Question

At Earth's surface the acceleration due to gravity is approximately \(g=9.8 \mathrm{m} / \mathrm{s}^{2}\) (with local variations). However, the acceleration decreases with distance from the surface according to Newton's law of gravitation. At a distance of \(y\) meters from Earth's surface, the acceleration is given by $$a(y)=-\frac{g}{(1+y / R)^{2}},$$ where \(R=6.4 \times 10^{6} \mathrm{m}\) is the radius of Earth. a. Suppose a projectile is launched upward with an initial velocity of \(v_{0} \mathrm{m} / \mathrm{s} .\) Let \(v(t)\) be its velocity and \(y(t)\) its height (in meters) above the surface \(t\) seconds after the launch. Neglecting forces such as air resistance, explain why \(\frac{d v}{d t}=a(y)\) and \(\frac{d y}{d t}=v(t).\) b. Use the Chain Rule to show that \(\frac{d v}{d t}=\frac{1}{2} \frac{d}{d y}\left(v^{2}\right)\). c. Show that the equation of motion for the projectile is \(\frac{1}{2} \frac{d}{d y}\left(v^{2}\right)=a(y),\) where \(a(y)\) is given previously. d. Integrate both sides of the equation in part (c) with respect to \(y\) using the fact that when \(y=0, v=v_{0} .\) Show that $$\frac{1}{2}\left(v^{2}-v_{0}^{2}\right)=g R\left(\frac{1}{1+y / R}-1\right).$$ e. When the projectile reaches its maximum height, \(v=0\) Use this fact to determine that the maximum height is $$y_{\max }=\frac{R v_{0}^{2}}{2 g R-v_{0}^{2}}.$$ f. Graph \(y_{\max }\) as a function of \(v_{0} .\) What is the maximum height when \(v_{0}=500 \mathrm{m} / \mathrm{s}, 1500 \mathrm{m} / \mathrm{s},\) and \(5 \mathrm{km} / \mathrm{s} ?\) g. Show that the value of \(v_{0}\) needed to put the projectile into orbit (called the escape velocity) is \(\sqrt{2 g R}\).

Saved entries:
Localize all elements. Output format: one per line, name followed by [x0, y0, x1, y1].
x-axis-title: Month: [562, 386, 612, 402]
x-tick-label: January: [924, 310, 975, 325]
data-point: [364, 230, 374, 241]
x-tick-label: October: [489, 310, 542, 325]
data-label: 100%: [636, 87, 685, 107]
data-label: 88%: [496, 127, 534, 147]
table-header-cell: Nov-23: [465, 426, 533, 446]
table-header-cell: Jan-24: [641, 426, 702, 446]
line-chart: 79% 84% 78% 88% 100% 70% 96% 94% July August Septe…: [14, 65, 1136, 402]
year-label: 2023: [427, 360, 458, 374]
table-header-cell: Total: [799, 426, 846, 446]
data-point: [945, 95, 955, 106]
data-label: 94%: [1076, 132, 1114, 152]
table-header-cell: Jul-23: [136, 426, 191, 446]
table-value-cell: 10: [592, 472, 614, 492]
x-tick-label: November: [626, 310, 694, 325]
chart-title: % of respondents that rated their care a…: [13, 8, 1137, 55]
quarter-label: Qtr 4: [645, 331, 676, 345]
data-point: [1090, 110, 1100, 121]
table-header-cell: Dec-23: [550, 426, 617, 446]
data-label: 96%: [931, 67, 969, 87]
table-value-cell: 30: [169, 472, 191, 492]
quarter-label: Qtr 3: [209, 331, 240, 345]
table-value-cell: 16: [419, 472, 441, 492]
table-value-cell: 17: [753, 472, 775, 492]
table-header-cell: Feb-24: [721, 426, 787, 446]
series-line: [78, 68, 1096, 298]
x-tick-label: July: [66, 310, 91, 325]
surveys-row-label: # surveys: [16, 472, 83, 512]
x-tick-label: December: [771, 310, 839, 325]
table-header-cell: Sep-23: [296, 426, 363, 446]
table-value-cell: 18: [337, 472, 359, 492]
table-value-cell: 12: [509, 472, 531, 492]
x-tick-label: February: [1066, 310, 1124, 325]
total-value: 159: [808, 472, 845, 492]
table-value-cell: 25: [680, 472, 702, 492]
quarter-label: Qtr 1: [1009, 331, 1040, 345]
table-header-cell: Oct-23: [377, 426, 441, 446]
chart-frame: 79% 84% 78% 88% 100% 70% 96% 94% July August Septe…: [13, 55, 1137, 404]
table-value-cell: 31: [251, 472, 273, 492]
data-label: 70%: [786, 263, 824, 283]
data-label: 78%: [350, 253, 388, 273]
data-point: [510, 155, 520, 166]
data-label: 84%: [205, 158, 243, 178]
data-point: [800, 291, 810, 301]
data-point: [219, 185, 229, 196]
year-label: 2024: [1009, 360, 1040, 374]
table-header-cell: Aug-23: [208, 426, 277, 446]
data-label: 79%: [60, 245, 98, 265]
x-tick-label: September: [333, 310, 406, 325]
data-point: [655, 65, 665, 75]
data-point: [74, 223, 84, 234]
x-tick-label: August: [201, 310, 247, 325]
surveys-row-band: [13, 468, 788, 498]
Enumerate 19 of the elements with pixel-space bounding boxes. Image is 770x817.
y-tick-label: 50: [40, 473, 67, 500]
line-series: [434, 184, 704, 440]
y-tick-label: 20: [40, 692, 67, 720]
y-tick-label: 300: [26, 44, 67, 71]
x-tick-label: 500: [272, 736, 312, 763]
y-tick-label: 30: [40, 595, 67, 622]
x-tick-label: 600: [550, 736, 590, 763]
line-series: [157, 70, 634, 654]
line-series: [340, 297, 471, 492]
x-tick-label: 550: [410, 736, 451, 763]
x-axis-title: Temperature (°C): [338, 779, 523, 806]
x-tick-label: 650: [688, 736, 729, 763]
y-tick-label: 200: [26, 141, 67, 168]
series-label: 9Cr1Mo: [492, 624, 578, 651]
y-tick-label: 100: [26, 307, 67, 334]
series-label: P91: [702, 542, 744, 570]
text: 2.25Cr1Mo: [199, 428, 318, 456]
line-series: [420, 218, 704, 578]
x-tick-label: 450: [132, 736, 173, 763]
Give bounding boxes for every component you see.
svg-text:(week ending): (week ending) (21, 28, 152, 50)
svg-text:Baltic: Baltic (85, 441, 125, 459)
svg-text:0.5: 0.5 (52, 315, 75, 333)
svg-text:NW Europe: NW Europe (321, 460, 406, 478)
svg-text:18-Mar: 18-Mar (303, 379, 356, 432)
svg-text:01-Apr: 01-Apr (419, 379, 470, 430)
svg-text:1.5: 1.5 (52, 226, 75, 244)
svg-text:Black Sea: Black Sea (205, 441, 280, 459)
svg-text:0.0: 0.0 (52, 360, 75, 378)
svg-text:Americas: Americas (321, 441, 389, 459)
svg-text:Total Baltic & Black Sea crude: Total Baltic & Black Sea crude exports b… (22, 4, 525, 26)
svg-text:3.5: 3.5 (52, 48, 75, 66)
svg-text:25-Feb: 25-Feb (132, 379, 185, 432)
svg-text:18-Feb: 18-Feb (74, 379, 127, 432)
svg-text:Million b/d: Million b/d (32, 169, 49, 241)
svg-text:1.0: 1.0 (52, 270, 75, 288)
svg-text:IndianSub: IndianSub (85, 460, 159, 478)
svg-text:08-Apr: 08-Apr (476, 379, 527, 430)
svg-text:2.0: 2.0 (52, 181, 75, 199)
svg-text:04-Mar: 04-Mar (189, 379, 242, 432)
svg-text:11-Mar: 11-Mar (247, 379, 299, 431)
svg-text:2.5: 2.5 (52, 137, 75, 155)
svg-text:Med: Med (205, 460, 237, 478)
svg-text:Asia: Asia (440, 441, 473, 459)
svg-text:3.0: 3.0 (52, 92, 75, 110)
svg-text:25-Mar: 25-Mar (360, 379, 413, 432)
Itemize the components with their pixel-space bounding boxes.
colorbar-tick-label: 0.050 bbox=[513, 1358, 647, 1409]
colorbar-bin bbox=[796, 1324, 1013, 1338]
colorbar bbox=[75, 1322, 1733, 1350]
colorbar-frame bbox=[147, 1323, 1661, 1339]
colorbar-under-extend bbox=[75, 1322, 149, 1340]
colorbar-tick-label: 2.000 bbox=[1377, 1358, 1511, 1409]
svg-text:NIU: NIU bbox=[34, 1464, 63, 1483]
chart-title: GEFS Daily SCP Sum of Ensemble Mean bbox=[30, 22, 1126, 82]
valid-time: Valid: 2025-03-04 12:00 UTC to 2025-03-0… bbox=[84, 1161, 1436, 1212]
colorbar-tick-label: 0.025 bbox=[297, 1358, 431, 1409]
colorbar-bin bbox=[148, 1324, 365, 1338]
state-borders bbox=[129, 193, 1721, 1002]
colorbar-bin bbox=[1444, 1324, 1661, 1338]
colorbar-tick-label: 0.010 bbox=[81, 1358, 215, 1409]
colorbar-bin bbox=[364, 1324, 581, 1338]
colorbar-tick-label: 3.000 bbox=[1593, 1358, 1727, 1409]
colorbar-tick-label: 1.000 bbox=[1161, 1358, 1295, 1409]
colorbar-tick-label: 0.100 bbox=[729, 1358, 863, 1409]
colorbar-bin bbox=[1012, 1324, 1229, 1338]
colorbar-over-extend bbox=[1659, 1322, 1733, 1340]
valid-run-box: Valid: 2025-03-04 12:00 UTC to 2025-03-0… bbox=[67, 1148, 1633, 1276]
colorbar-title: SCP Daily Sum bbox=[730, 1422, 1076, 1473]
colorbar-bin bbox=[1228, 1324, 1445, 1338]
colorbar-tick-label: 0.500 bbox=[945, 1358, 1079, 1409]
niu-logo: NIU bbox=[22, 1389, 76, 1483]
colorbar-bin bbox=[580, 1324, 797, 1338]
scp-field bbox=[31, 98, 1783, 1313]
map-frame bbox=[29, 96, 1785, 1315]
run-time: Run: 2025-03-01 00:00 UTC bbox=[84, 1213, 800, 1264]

**REQUIRED WORK:**
1: List every value of the launch velocity at which the projectile problem asks for the maximum height.
2: Write what comes next in the projectile problem, beginning right after its final part about escape velocity.

**ANSWERS PER TASK:**
1:
500 m/s
1500 m/s
5 km/s

2:
Short answer

Answer: The escape velocity is the minimum initial velocity required for a projectile to escape Earth's gravitational pull and not return to the surface. To find the escape velocity, we determined the initial velocity when the maximum height of the projectile approaches infinity. In this case, the denominator of the expression for \(y_{\max}\) should be zero (\(2 g R - v_0^2 = 0\)). By solving this equation, we obtain the escape velocity as \(v_0 = \sqrt{2 g R}\), ensuring that the projectile can reach infinitely far from Earth and escape its gravity.

Step-by-step solution

a. Explain why \(\frac{d v}{d t}=a(y)\) and \(\frac{d y}{d t}=v(t).\)

Let \(v(t)\) be the velocity of the projectile and \(y(t)\) be its height above the surface. The acceleration \(a(y)\) is the rate of change of the velocity with respect to time, so we have \(\frac{dv}{dt} = a(y)\). Since the velocity \(v(t)\) is the rate of change of the height with respect to time, we have \(\frac{dy}{dt} = v(t)\).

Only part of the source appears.